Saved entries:

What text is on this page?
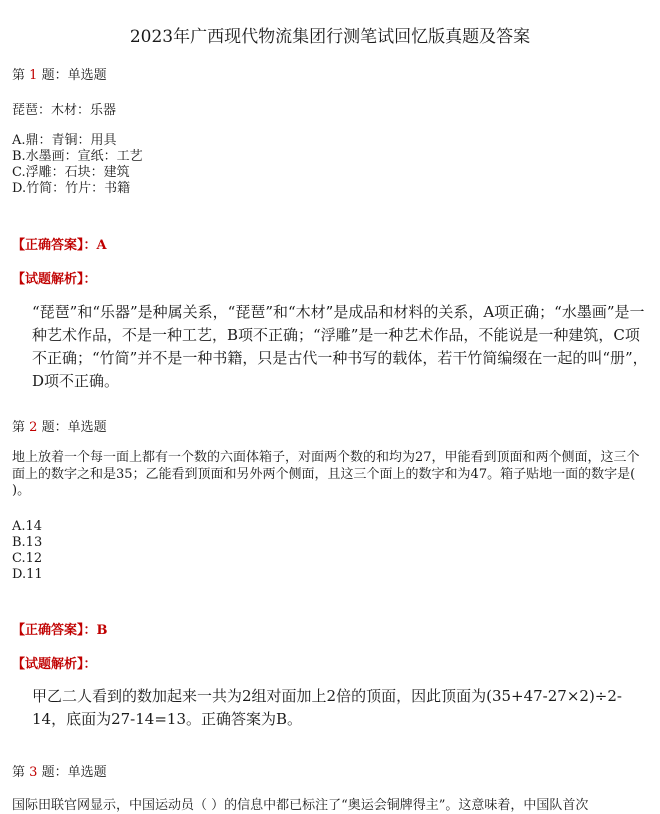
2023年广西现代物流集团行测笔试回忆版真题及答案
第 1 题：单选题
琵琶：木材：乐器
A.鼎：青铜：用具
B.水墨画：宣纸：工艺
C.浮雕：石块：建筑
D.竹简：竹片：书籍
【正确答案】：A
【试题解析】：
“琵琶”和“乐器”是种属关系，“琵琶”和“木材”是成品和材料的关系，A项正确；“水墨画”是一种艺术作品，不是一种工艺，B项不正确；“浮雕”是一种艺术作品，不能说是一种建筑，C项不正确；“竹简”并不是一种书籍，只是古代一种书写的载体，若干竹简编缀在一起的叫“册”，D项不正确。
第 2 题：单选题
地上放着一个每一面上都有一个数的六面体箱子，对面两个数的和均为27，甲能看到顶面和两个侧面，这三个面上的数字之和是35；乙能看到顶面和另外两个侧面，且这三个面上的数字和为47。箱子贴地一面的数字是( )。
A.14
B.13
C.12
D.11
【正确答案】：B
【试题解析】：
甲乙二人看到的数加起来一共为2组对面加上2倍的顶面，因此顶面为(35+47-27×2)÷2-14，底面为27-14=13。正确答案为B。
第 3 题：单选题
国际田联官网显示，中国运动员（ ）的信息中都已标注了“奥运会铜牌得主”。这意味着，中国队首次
...
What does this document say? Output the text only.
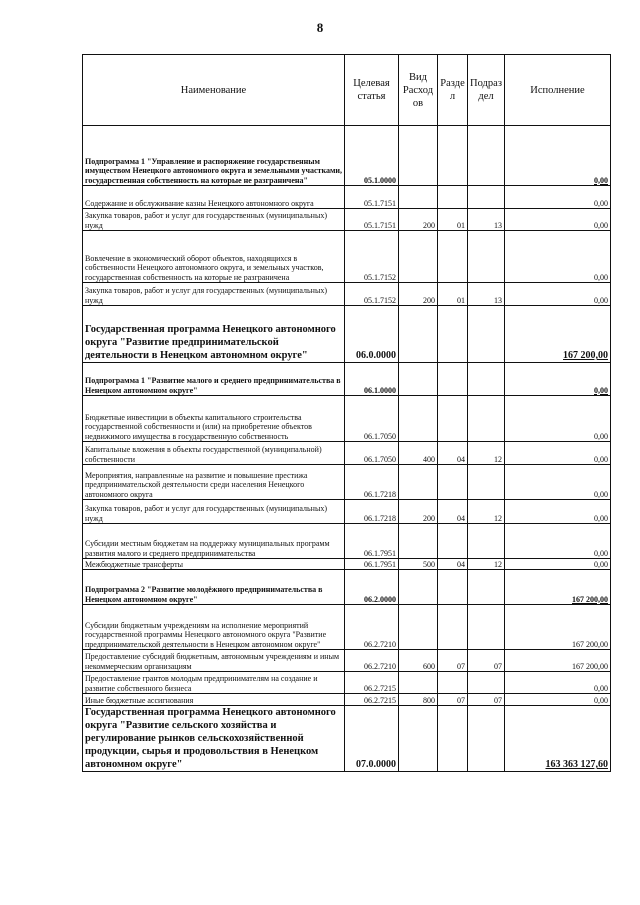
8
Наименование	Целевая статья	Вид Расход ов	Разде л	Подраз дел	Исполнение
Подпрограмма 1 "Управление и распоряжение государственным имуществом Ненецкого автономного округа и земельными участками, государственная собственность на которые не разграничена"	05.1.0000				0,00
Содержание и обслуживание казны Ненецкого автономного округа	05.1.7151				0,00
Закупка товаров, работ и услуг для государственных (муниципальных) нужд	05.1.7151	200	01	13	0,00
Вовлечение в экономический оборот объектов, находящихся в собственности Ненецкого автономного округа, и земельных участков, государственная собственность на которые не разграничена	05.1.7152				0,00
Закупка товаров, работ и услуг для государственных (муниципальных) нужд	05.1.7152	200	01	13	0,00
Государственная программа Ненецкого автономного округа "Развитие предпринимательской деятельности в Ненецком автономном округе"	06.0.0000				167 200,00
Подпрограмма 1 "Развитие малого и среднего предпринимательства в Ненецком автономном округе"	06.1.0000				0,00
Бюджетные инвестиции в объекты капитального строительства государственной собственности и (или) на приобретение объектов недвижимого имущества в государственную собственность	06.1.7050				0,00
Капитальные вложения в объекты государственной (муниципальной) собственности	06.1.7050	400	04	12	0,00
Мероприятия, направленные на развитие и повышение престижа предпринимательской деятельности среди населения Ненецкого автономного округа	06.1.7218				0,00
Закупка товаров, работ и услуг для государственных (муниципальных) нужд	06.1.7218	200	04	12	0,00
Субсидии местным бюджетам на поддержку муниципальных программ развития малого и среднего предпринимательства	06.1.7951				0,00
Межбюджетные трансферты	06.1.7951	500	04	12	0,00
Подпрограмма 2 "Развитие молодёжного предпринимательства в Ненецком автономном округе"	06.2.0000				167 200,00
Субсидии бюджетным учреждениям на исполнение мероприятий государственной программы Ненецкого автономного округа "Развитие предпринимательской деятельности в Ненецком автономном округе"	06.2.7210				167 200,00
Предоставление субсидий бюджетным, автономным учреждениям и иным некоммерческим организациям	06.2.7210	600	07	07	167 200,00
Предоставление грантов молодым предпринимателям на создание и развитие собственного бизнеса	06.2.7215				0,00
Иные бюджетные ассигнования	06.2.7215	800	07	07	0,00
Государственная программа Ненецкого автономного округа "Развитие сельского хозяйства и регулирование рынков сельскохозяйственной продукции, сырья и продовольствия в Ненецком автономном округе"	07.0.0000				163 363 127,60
* * *
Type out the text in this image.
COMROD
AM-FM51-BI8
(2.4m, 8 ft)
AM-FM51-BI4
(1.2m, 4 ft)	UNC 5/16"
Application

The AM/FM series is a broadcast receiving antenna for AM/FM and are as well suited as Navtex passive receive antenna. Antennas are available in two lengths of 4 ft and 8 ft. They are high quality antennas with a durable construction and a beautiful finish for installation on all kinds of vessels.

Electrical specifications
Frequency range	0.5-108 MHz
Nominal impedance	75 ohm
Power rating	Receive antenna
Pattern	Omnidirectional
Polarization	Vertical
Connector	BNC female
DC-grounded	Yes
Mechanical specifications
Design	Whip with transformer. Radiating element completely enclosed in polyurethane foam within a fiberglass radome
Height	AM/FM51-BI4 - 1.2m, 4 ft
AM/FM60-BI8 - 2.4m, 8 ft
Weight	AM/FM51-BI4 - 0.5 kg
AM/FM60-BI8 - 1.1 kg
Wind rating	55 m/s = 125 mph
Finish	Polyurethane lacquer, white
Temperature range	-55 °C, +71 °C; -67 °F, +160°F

Task brief: Using the material above, state how many lines include the string "range". Answer with a single number.

Response: 2